» Work to be completed:
The reply should hold every line of the listing exactly, and none of its images.
————————
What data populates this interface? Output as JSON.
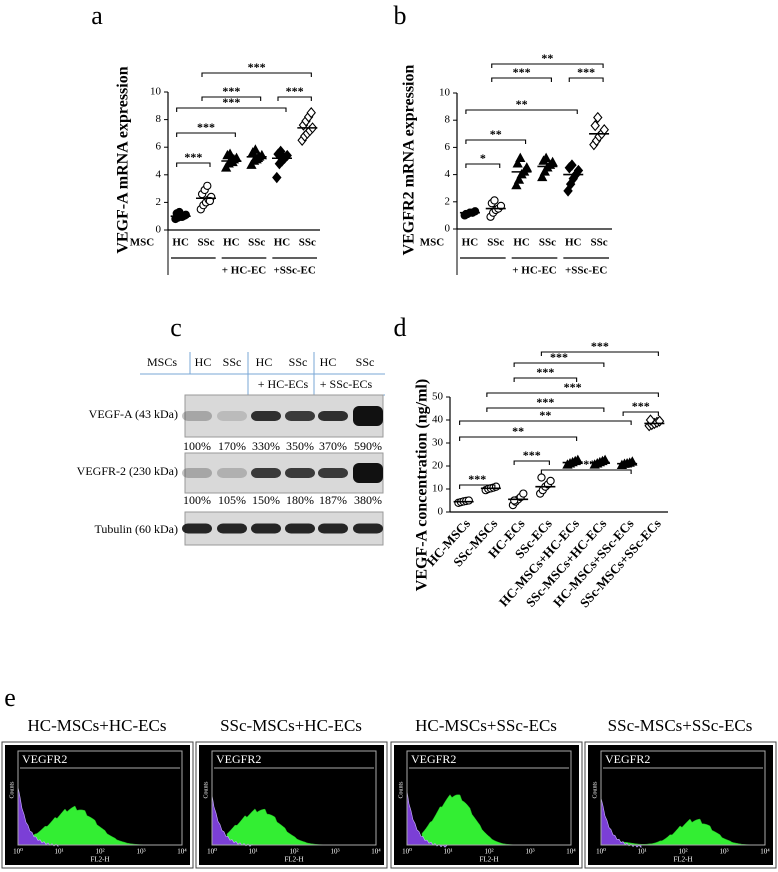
{
  "panels": [
    "a",
    "b",
    "c",
    "d",
    "e"
  ],
  "chart_data": [
    {
      "type": "dot",
      "ylabel": "VEGF-A mRNA expression",
      "ylim": [
        0,
        10
      ],
      "yticks": [
        0,
        2,
        4,
        6,
        8,
        10
      ],
      "row_label": "MSC",
      "categories": [
        "HC",
        "SSc",
        "HC",
        "SSc",
        "HC",
        "SSc"
      ],
      "group_labels": [
        null,
        "+ HC-EC",
        "+SSc-EC"
      ],
      "markers": [
        "circle",
        "circle-open",
        "triangle",
        "triangle",
        "diamond",
        "diamond-open"
      ],
      "points": [
        [
          0.8,
          0.9,
          1.0,
          1.0,
          1.1,
          1.2,
          1.3,
          0.95,
          1.05
        ],
        [
          1.5,
          1.8,
          2.0,
          2.2,
          2.4,
          2.6,
          2.9,
          3.2,
          2.1
        ],
        [
          4.5,
          4.8,
          5.0,
          5.1,
          5.2,
          5.4,
          5.5,
          4.9
        ],
        [
          4.7,
          5.0,
          5.1,
          5.3,
          5.4,
          5.6,
          5.8,
          5.2
        ],
        [
          3.8,
          4.8,
          5.0,
          5.2,
          5.4,
          5.5,
          5.7,
          5.3
        ],
        [
          6.5,
          6.8,
          7.0,
          7.2,
          7.4,
          7.6,
          7.9,
          8.2,
          8.5
        ]
      ],
      "means": [
        1.0,
        2.3,
        5.0,
        5.3,
        5.2,
        7.4
      ],
      "brackets": [
        {
          "pair": [
            1,
            5
          ],
          "label": "***"
        },
        {
          "pair": [
            1,
            3
          ],
          "label": "***"
        },
        {
          "pair": [
            4,
            5
          ],
          "label": "***"
        },
        {
          "pair": [
            0,
            4
          ],
          "label": "***"
        },
        {
          "pair": [
            0,
            2
          ],
          "label": "***"
        },
        {
          "pair": [
            0,
            1
          ],
          "label": "***"
        }
      ]
    },
    {
      "type": "dot",
      "ylabel": "VEGFR2 mRNA expression",
      "ylim": [
        0,
        10
      ],
      "yticks": [
        0,
        2,
        4,
        6,
        8,
        10
      ],
      "row_label": "MSC",
      "categories": [
        "HC",
        "SSc",
        "HC",
        "SSc",
        "HC",
        "SSc"
      ],
      "group_labels": [
        null,
        "+ HC-EC",
        "+SSc-EC"
      ],
      "markers": [
        "circle",
        "circle-open",
        "triangle",
        "triangle",
        "diamond",
        "diamond-open"
      ],
      "points": [
        [
          1.0,
          1.1,
          1.2,
          1.2,
          1.3,
          1.1
        ],
        [
          0.9,
          1.2,
          1.4,
          1.5,
          1.7,
          1.9,
          2.1
        ],
        [
          3.2,
          3.6,
          4.0,
          4.2,
          4.5,
          4.8,
          5.2
        ],
        [
          3.8,
          4.2,
          4.5,
          4.7,
          4.9,
          5.0,
          5.2
        ],
        [
          2.8,
          3.3,
          3.7,
          4.0,
          4.3,
          4.5,
          4.7
        ],
        [
          6.2,
          6.5,
          6.8,
          7.0,
          7.3,
          7.6,
          8.2
        ]
      ],
      "means": [
        1.2,
        1.5,
        4.2,
        4.6,
        4.0,
        7.0
      ],
      "brackets": [
        {
          "pair": [
            1,
            5
          ],
          "label": "**"
        },
        {
          "pair": [
            1,
            3
          ],
          "label": "***"
        },
        {
          "pair": [
            4,
            5
          ],
          "label": "***"
        },
        {
          "pair": [
            0,
            4
          ],
          "label": "**"
        },
        {
          "pair": [
            0,
            2
          ],
          "label": "**"
        },
        {
          "pair": [
            0,
            1
          ],
          "label": "*"
        }
      ]
    },
    {
      "type": "dot",
      "ylabel": "VEGF-A concentration (ng/ml)",
      "ylim": [
        0,
        50
      ],
      "yticks": [
        0,
        10,
        20,
        30,
        40,
        50
      ],
      "categories": [
        "HC-MSCs",
        "SSc-MSCs",
        "HC-ECs",
        "SSc-ECs",
        "HC-MSCs+HC-ECs",
        "SSc-MSCs+HC-ECs",
        "HC-MSCs+SSc-ECs",
        "SSc-MSCs+SSc-ECs"
      ],
      "markers": [
        "circle-open",
        "circle-open",
        "circle-open",
        "circle-open",
        "triangle",
        "triangle",
        "triangle",
        "diamond-open"
      ],
      "points": [
        [
          4.0,
          4.3,
          4.6,
          4.8,
          5.0
        ],
        [
          9.5,
          10.0,
          10.3,
          10.6,
          11.0
        ],
        [
          3.0,
          4.5,
          5.5,
          6.5,
          8.0,
          5.0
        ],
        [
          8.0,
          9.5,
          11.0,
          12.0,
          13.5,
          15.0
        ],
        [
          20.5,
          21.0,
          21.5,
          22.0,
          22.5
        ],
        [
          20.5,
          21.0,
          21.5,
          22.0,
          22.5
        ],
        [
          20.3,
          20.8,
          21.0,
          21.3,
          21.8
        ],
        [
          37.5,
          38.0,
          38.5,
          39.0,
          39.5,
          40.0
        ]
      ],
      "means": [
        4.5,
        10.3,
        5.5,
        11.0,
        21.5,
        21.5,
        21.0,
        38.5
      ],
      "brackets": [
        {
          "pair": [
            3,
            7
          ],
          "label": "***"
        },
        {
          "pair": [
            2,
            5
          ],
          "label": "***"
        },
        {
          "pair": [
            2,
            4
          ],
          "label": "***"
        },
        {
          "pair": [
            1,
            7
          ],
          "label": "***"
        },
        {
          "pair": [
            1,
            5
          ],
          "label": "***"
        },
        {
          "pair": [
            0,
            6
          ],
          "label": "**"
        },
        {
          "pair": [
            6,
            7
          ],
          "label": "***"
        },
        {
          "pair": [
            0,
            4
          ],
          "label": "**"
        },
        {
          "pair": [
            2,
            3
          ],
          "label": "***"
        },
        {
          "pair": [
            3,
            6
          ],
          "label": "***"
        },
        {
          "pair": [
            0,
            1
          ],
          "label": "***"
        }
      ]
    }
  ],
  "blot": {
    "header": [
      "MSCs",
      "HC",
      "SSc",
      "HC",
      "SSc",
      "HC",
      "SSc"
    ],
    "subheader": [
      "+ HC-ECs",
      "+ SSc-ECs"
    ],
    "rows": [
      {
        "label": "VEGF-A (43 kDa)",
        "values": [
          "100%",
          "170%",
          "330%",
          "350%",
          "370%",
          "590%"
        ]
      },
      {
        "label": "VEGFR-2 (230 kDa)",
        "values": [
          "100%",
          "105%",
          "150%",
          "180%",
          "187%",
          "380%"
        ]
      },
      {
        "label": "Tubulin (60 kDa)"
      }
    ]
  },
  "flow": {
    "plots": [
      {
        "title": "HC-MSCs+HC-ECs",
        "marker": "VEGFR2"
      },
      {
        "title": "SSc-MSCs+HC-ECs",
        "marker": "VEGFR2"
      },
      {
        "title": "HC-MSCs+SSc-ECs",
        "marker": "VEGFR2"
      },
      {
        "title": "SSc-MSCs+SSc-ECs",
        "marker": "VEGFR2"
      }
    ],
    "y_label": "Counts",
    "x_label": "FL2-H",
    "x_ticks": [
      "10⁰",
      "10¹",
      "10²",
      "10³",
      "10⁴"
    ]
  }
}
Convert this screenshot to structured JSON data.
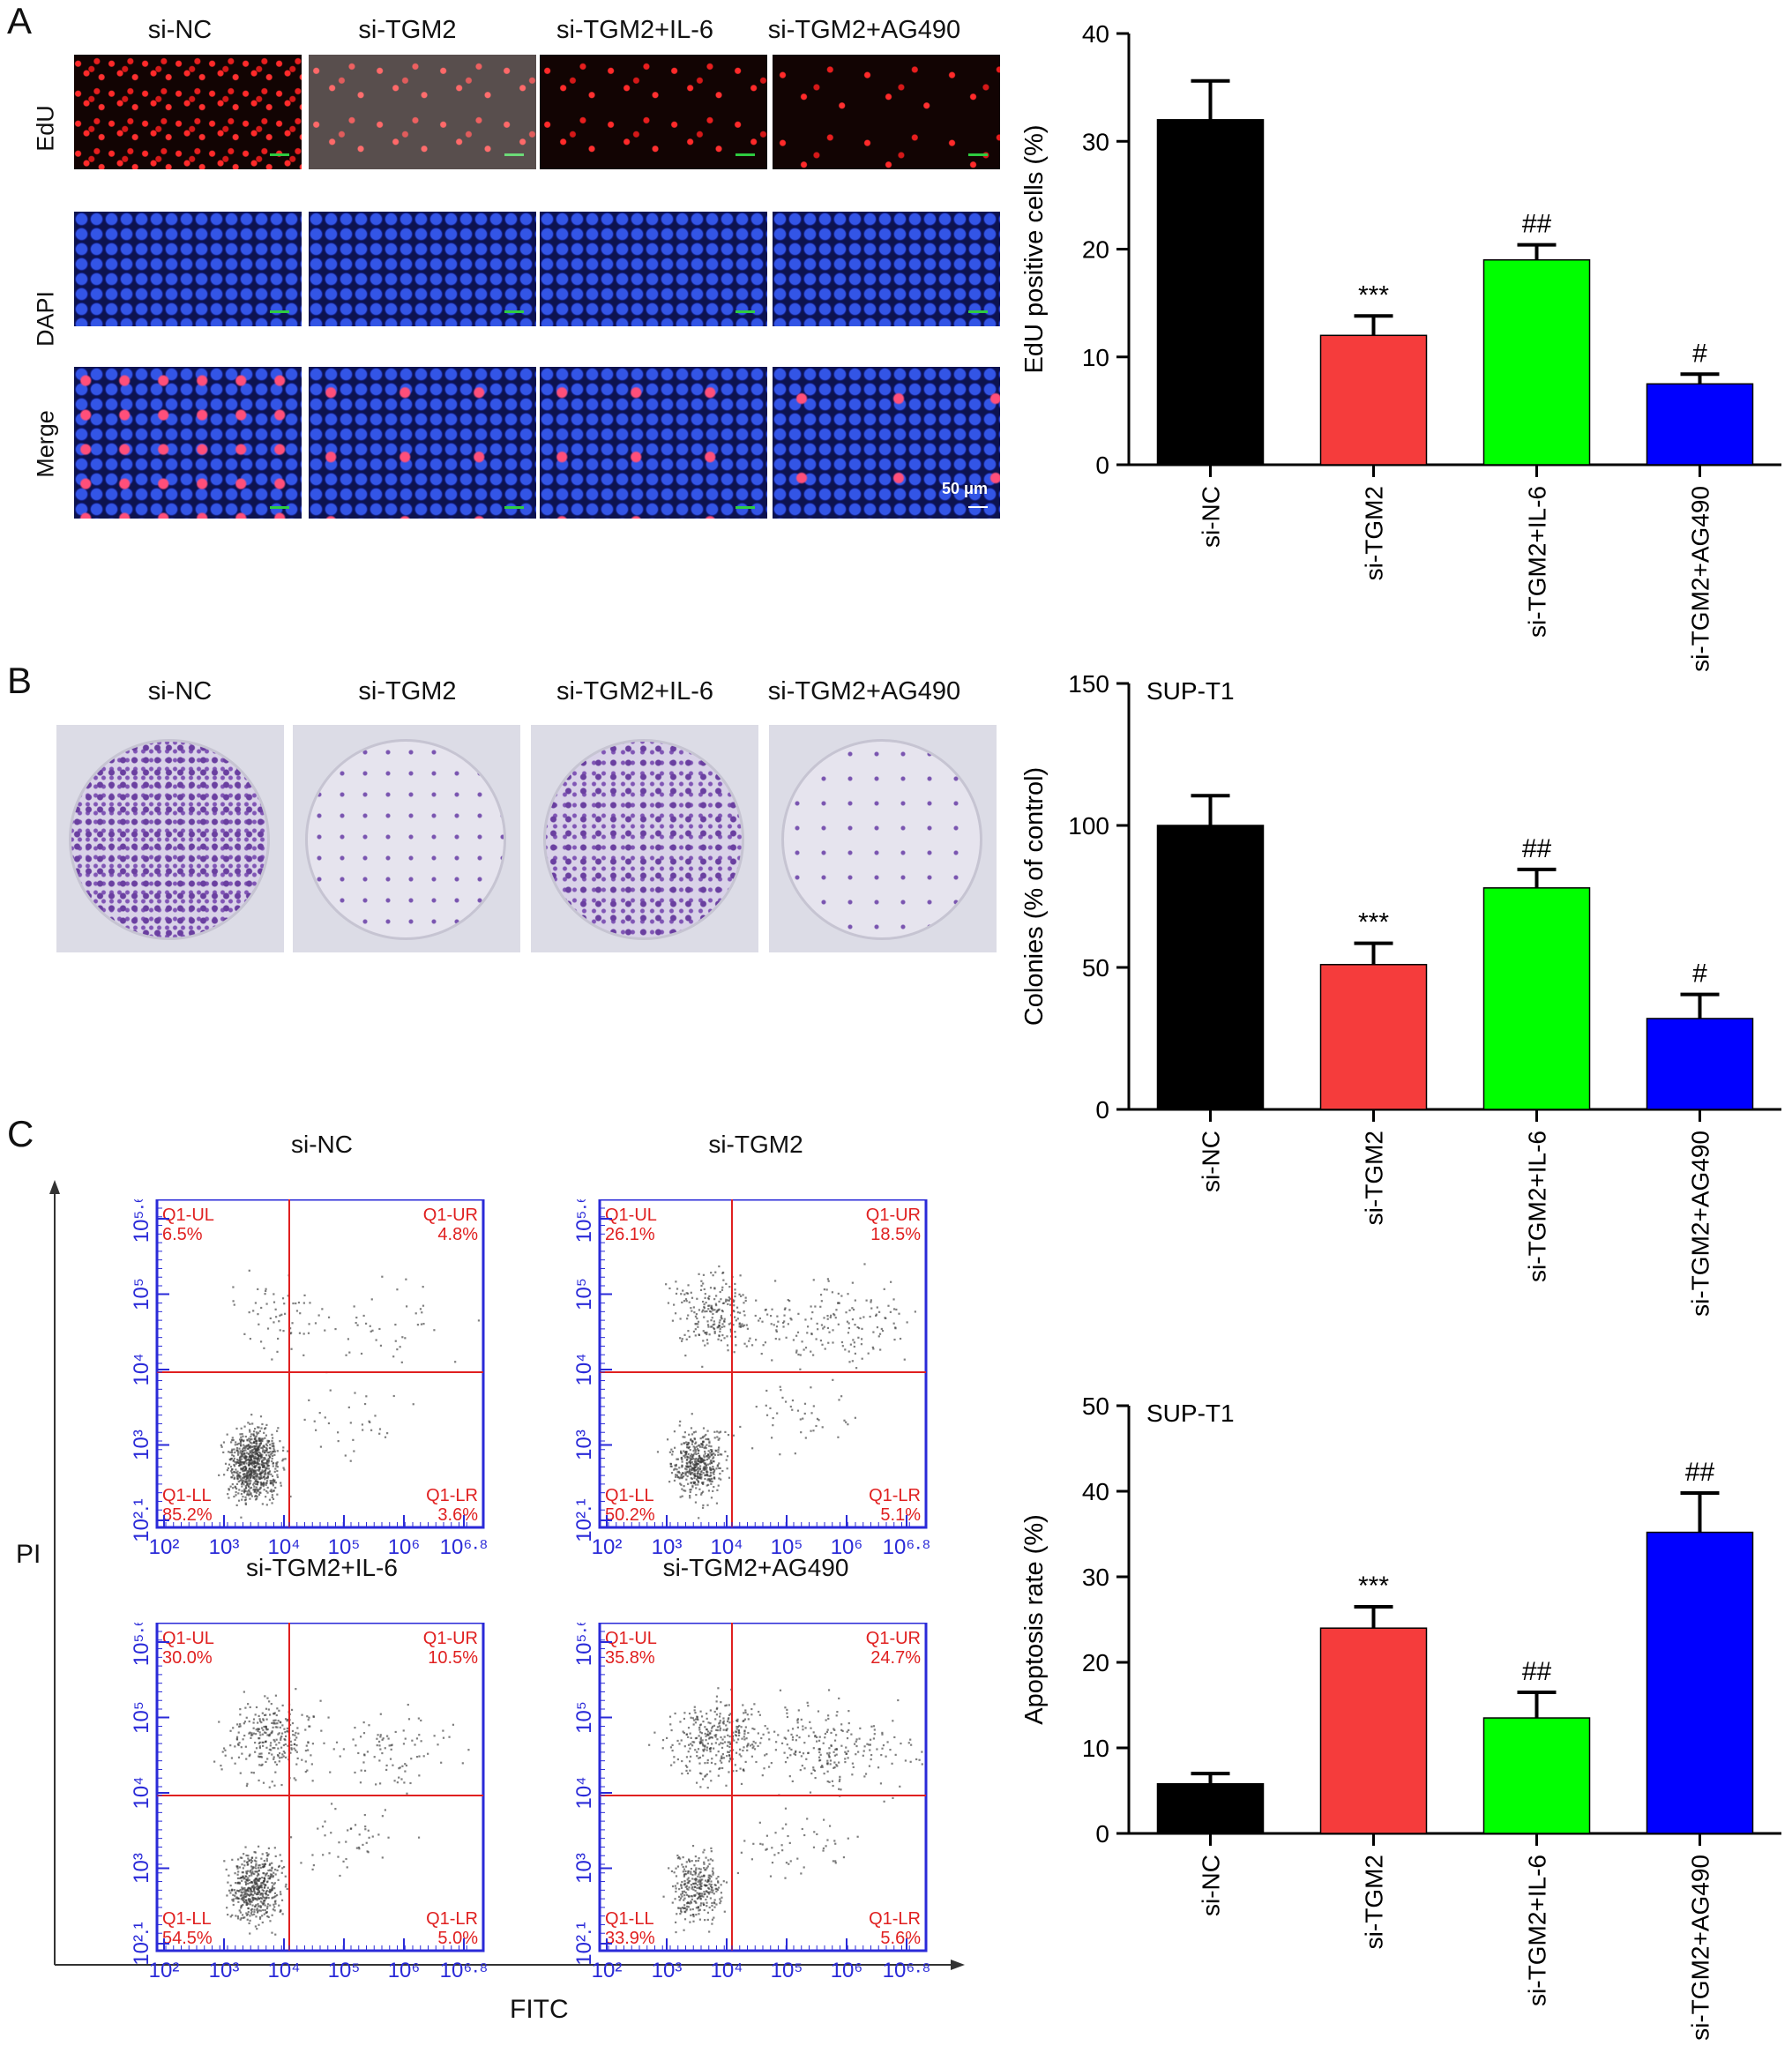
————————
» The completed task:
What data populates this interface? Output as JSON.
{
  "panels": [
    "a",
    "b",
    "c",
    "d",
    "e"
  ],
  "chart_data": [
    {
      "type": "dot",
      "ylabel": "VEGF-A mRNA expression",
      "ylim": [
        0,
        10
      ],
      "yticks": [
        0,
        2,
        4,
        6,
        8,
        10
      ],
      "row_label": "MSC",
      "categories": [
        "HC",
        "SSc",
        "HC",
        "SSc",
        "HC",
        "SSc"
      ],
      "group_labels": [
        null,
        "+ HC-EC",
        "+SSc-EC"
      ],
      "markers": [
        "circle",
        "circle-open",
        "triangle",
        "triangle",
        "diamond",
        "diamond-open"
      ],
      "points": [
        [
          0.8,
          0.9,
          1.0,
          1.0,
          1.1,
          1.2,
          1.3,
          0.95,
          1.05
        ],
        [
          1.5,
          1.8,
          2.0,
          2.2,
          2.4,
          2.6,
          2.9,
          3.2,
          2.1
        ],
        [
          4.5,
          4.8,
          5.0,
          5.1,
          5.2,
          5.4,
          5.5,
          4.9
        ],
        [
          4.7,
          5.0,
          5.1,
          5.3,
          5.4,
          5.6,
          5.8,
          5.2
        ],
        [
          3.8,
          4.8,
          5.0,
          5.2,
          5.4,
          5.5,
          5.7,
          5.3
        ],
        [
          6.5,
          6.8,
          7.0,
          7.2,
          7.4,
          7.6,
          7.9,
          8.2,
          8.5
        ]
      ],
      "means": [
        1.0,
        2.3,
        5.0,
        5.3,
        5.2,
        7.4
      ],
      "brackets": [
        {
          "pair": [
            1,
            5
          ],
          "label": "***"
        },
        {
          "pair": [
            1,
            3
          ],
          "label": "***"
        },
        {
          "pair": [
            4,
            5
          ],
          "label": "***"
        },
        {
          "pair": [
            0,
            4
          ],
          "label": "***"
        },
        {
          "pair": [
            0,
            2
          ],
          "label": "***"
        },
        {
          "pair": [
            0,
            1
          ],
          "label": "***"
        }
      ]
    },
    {
      "type": "dot",
      "ylabel": "VEGFR2 mRNA expression",
      "ylim": [
        0,
        10
      ],
      "yticks": [
        0,
        2,
        4,
        6,
        8,
        10
      ],
      "row_label": "MSC",
      "categories": [
        "HC",
        "SSc",
        "HC",
        "SSc",
        "HC",
        "SSc"
      ],
      "group_labels": [
        null,
        "+ HC-EC",
        "+SSc-EC"
      ],
      "markers": [
        "circle",
        "circle-open",
        "triangle",
        "triangle",
        "diamond",
        "diamond-open"
      ],
      "points": [
        [
          1.0,
          1.1,
          1.2,
          1.2,
          1.3,
          1.1
        ],
        [
          0.9,
          1.2,
          1.4,
          1.5,
          1.7,
          1.9,
          2.1
        ],
        [
          3.2,
          3.6,
          4.0,
          4.2,
          4.5,
          4.8,
          5.2
        ],
        [
          3.8,
          4.2,
          4.5,
          4.7,
          4.9,
          5.0,
          5.2
        ],
        [
          2.8,
          3.3,
          3.7,
          4.0,
          4.3,
          4.5,
          4.7
        ],
        [
          6.2,
          6.5,
          6.8,
          7.0,
          7.3,
          7.6,
          8.2
        ]
      ],
      "means": [
        1.2,
        1.5,
        4.2,
        4.6,
        4.0,
        7.0
      ],
      "brackets": [
        {
          "pair": [
            1,
            5
          ],
          "label": "**"
        },
        {
          "pair": [
            1,
            3
          ],
          "label": "***"
        },
        {
          "pair": [
            4,
            5
          ],
          "label": "***"
        },
        {
          "pair": [
            0,
            4
          ],
          "label": "**"
        },
        {
          "pair": [
            0,
            2
          ],
          "label": "**"
        },
        {
          "pair": [
            0,
            1
          ],
          "label": "*"
        }
      ]
    },
    {
      "type": "dot",
      "ylabel": "VEGF-A concentration (ng/ml)",
      "ylim": [
        0,
        50
      ],
      "yticks": [
        0,
        10,
        20,
        30,
        40,
        50
      ],
      "categories": [
        "HC-MSCs",
        "SSc-MSCs",
        "HC-ECs",
        "SSc-ECs",
        "HC-MSCs+HC-ECs",
        "SSc-MSCs+HC-ECs",
        "HC-MSCs+SSc-ECs",
        "SSc-MSCs+SSc-ECs"
      ],
      "markers": [
        "circle-open",
        "circle-open",
        "circle-open",
        "circle-open",
        "triangle",
        "triangle",
        "triangle",
        "diamond-open"
      ],
      "points": [
        [
          4.0,
          4.3,
          4.6,
          4.8,
          5.0
        ],
        [
          9.5,
          10.0,
          10.3,
          10.6,
          11.0
        ],
        [
          3.0,
          4.5,
          5.5,
          6.5,
          8.0,
          5.0
        ],
        [
          8.0,
          9.5,
          11.0,
          12.0,
          13.5,
          15.0
        ],
        [
          20.5,
          21.0,
          21.5,
          22.0,
          22.5
        ],
        [
          20.5,
          21.0,
          21.5,
          22.0,
          22.5
        ],
        [
          20.3,
          20.8,
          21.0,
          21.3,
          21.8
        ],
        [
          37.5,
          38.0,
          38.5,
          39.0,
          39.5,
          40.0
        ]
      ],
      "means": [
        4.5,
        10.3,
        5.5,
        11.0,
        21.5,
        21.5,
        21.0,
        38.5
      ],
      "brackets": [
        {
          "pair": [
            3,
            7
          ],
          "label": "***"
        },
        {
          "pair": [
            2,
            5
          ],
          "label": "***"
        },
        {
          "pair": [
            2,
            4
          ],
          "label": "***"
        },
        {
          "pair": [
            1,
            7
          ],
          "label": "***"
        },
        {
          "pair": [
            1,
            5
          ],
          "label": "***"
        },
        {
          "pair": [
            0,
            6
          ],
          "label": "**"
        },
        {
          "pair": [
            6,
            7
          ],
          "label": "***"
        },
        {
          "pair": [
            0,
            4
          ],
          "label": "**"
        },
        {
          "pair": [
            2,
            3
          ],
          "label": "***"
        },
        {
          "pair": [
            3,
            6
          ],
          "label": "***"
        },
        {
          "pair": [
            0,
            1
          ],
          "label": "***"
        }
      ]
    }
  ],
  "blot": {
    "header": [
      "MSCs",
      "HC",
      "SSc",
      "HC",
      "SSc",
      "HC",
      "SSc"
    ],
    "subheader": [
      "+ HC-ECs",
      "+ SSc-ECs"
    ],
    "rows": [
      {
        "label": "VEGF-A (43 kDa)",
        "values": [
          "100%",
          "170%",
          "330%",
          "350%",
          "370%",
          "590%"
        ]
      },
      {
        "label": "VEGFR-2 (230 kDa)",
        "values": [
          "100%",
          "105%",
          "150%",
          "180%",
          "187%",
          "380%"
        ]
      },
      {
        "label": "Tubulin (60 kDa)"
      }
    ]
  },
  "flow": {
    "plots": [
      {
        "title": "HC-MSCs+HC-ECs",
        "marker": "VEGFR2"
      },
      {
        "title": "SSc-MSCs+HC-ECs",
        "marker": "VEGFR2"
      },
      {
        "title": "HC-MSCs+SSc-ECs",
        "marker": "VEGFR2"
      },
      {
        "title": "SSc-MSCs+SSc-ECs",
        "marker": "VEGFR2"
      }
    ],
    "y_label": "Counts",
    "x_label": "FL2-H",
    "x_ticks": [
      "10⁰",
      "10¹",
      "10²",
      "10³",
      "10⁴"
    ]
  }
}
Convert this screenshot to structured JSON data.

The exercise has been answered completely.